__The task__. The entries below contain pictures. Retype everything except those pictures, exactly as given.

__Supplied entries__.
-*-*-

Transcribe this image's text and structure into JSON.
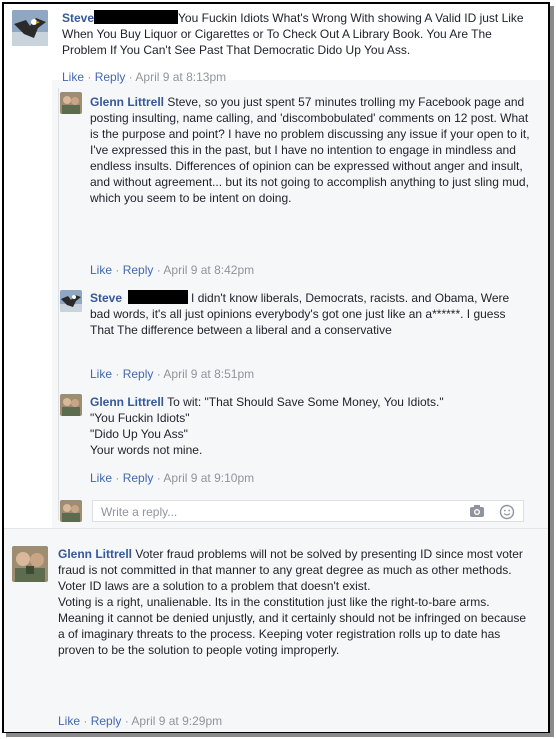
{
  "comments": [
    {
      "author": "Steve",
      "text": "You Fuckin Idiots What's Wrong With showing A Valid ID just Like When You Buy Liquor or Cigarettes or To Check Out A Library Book. You Are The Problem If You Can't See Past That Democratic Dido Up You Ass.",
      "like": "Like",
      "reply": "Reply",
      "sep": "·",
      "time": "April 9 at 8:13pm",
      "avatar_icon": "eagle-avatar"
    },
    {
      "author": "Glenn Littrell",
      "text": "Steve, so you just spent 57 minutes trolling my Facebook page and posting insulting, name calling, and 'discombobulated' comments on 12 post. What is the purpose and point? I have no problem discussing any issue if your open to it, I've expressed this in the past, but I have no intention to engage in mindless and endless insults. Differences of opinion can be expressed without anger and insult, and without agreement... but its not going to accomplish anything to just sling mud, which you seem to be intent on doing.",
      "like": "Like",
      "reply": "Reply",
      "sep": "·",
      "time": "April 9 at 8:42pm",
      "avatar_icon": "profile-photo-avatar"
    },
    {
      "author": "Steve",
      "text": "I didn't know liberals, Democrats, racists. and Obama, Were bad words, it's all just opinions everybody's got one just like an a******. I guess That The difference between a liberal and a conservative",
      "like": "Like",
      "reply": "Reply",
      "sep": "·",
      "time": "April 9 at 8:51pm",
      "avatar_icon": "eagle-avatar"
    },
    {
      "author": "Glenn Littrell",
      "text": "To wit: \"That Should Save Some Money, You Idiots.\"",
      "lines": [
        "\"You Fuckin Idiots\"",
        "\"Dido Up You Ass\"",
        "Your words not mine."
      ],
      "like": "Like",
      "reply": "Reply",
      "sep": "·",
      "time": "April 9 at 9:10pm",
      "avatar_icon": "profile-photo-avatar"
    },
    {
      "author": "Glenn Littrell",
      "text": "Voter fraud problems will not be solved by presenting ID since most voter fraud is not committed in that manner to any great degree as much as other methods. Voter ID laws are a solution to a problem that doesn't exist.",
      "text2": "Voting is a right, unalienable. Its in the constitution just like the right-to-bare arms. Meaning it cannot be denied unjustly, and it certainly should not be infringed on because a of imaginary threats to the process. Keeping voter registration rolls up to date has proven to be the solution to people voting improperly.",
      "like": "Like",
      "reply": "Reply",
      "sep": "·",
      "time": "April 9 at 9:29pm",
      "avatar_icon": "profile-photo-avatar"
    }
  ],
  "reply_box": {
    "placeholder": "Write a reply...",
    "camera_icon": "camera-icon",
    "emoji_icon": "emoji-icon"
  },
  "colors": {
    "name": "#365899",
    "link": "#4267b2",
    "meta": "#90949c",
    "text": "#1d2129",
    "thread_bg": "#f6f7f9"
  }
}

-*-*-

__In response__.
Transcribe this image's text and structure into JSON.
{
  "comments": [
    {
      "author": "Steve",
      "text": "You Fuckin Idiots What's Wrong With showing A Valid ID just Like When You Buy Liquor or Cigarettes or To Check Out A Library Book. You Are The Problem If You Can't See Past That Democratic Dido Up You Ass.",
      "like": "Like",
      "reply": "Reply",
      "sep": "·",
      "time": "April 9 at 8:13pm",
      "avatar_icon": "eagle-avatar"
    },
    {
      "author": "Glenn Littrell",
      "text": "Steve, so you just spent 57 minutes trolling my Facebook page and posting insulting, name calling, and 'discombobulated' comments on 12 post. What is the purpose and point? I have no problem discussing any issue if your open to it, I've expressed this in the past, but I have no intention to engage in mindless and endless insults. Differences of opinion can be expressed without anger and insult, and without agreement... but its not going to accomplish anything to just sling mud, which you seem to be intent on doing.",
      "like": "Like",
      "reply": "Reply",
      "sep": "·",
      "time": "April 9 at 8:42pm",
      "avatar_icon": "profile-photo-avatar"
    },
    {
      "author": "Steve",
      "text": "I didn't know liberals, Democrats, racists. and Obama, Were bad words, it's all just opinions everybody's got one just like an a******. I guess That The difference between a liberal and a conservative",
      "like": "Like",
      "reply": "Reply",
      "sep": "·",
      "time": "April 9 at 8:51pm",
      "avatar_icon": "eagle-avatar"
    },
    {
      "author": "Glenn Littrell",
      "text": "To wit: \"That Should Save Some Money, You Idiots.\"",
      "lines": [
        "\"You Fuckin Idiots\"",
        "\"Dido Up You Ass\"",
        "Your words not mine."
      ],
      "like": "Like",
      "reply": "Reply",
      "sep": "·",
      "time": "April 9 at 9:10pm",
      "avatar_icon": "profile-photo-avatar"
    },
    {
      "author": "Glenn Littrell",
      "text": "Voter fraud problems will not be solved by presenting ID since most voter fraud is not committed in that manner to any great degree as much as other methods. Voter ID laws are a solution to a problem that doesn't exist.",
      "text2": "Voting is a right, unalienable. Its in the constitution just like the right-to-bare arms. Meaning it cannot be denied unjustly, and it certainly should not be infringed on because a of imaginary threats to the process. Keeping voter registration rolls up to date has proven to be the solution to people voting improperly.",
      "like": "Like",
      "reply": "Reply",
      "sep": "·",
      "time": "April 9 at 9:29pm",
      "avatar_icon": "profile-photo-avatar"
    }
  ],
  "reply_box": {
    "placeholder": "Write a reply...",
    "camera_icon": "camera-icon",
    "emoji_icon": "emoji-icon"
  },
  "colors": {
    "name": "#365899",
    "link": "#4267b2",
    "meta": "#90949c",
    "text": "#1d2129",
    "thread_bg": "#f6f7f9"
  }
}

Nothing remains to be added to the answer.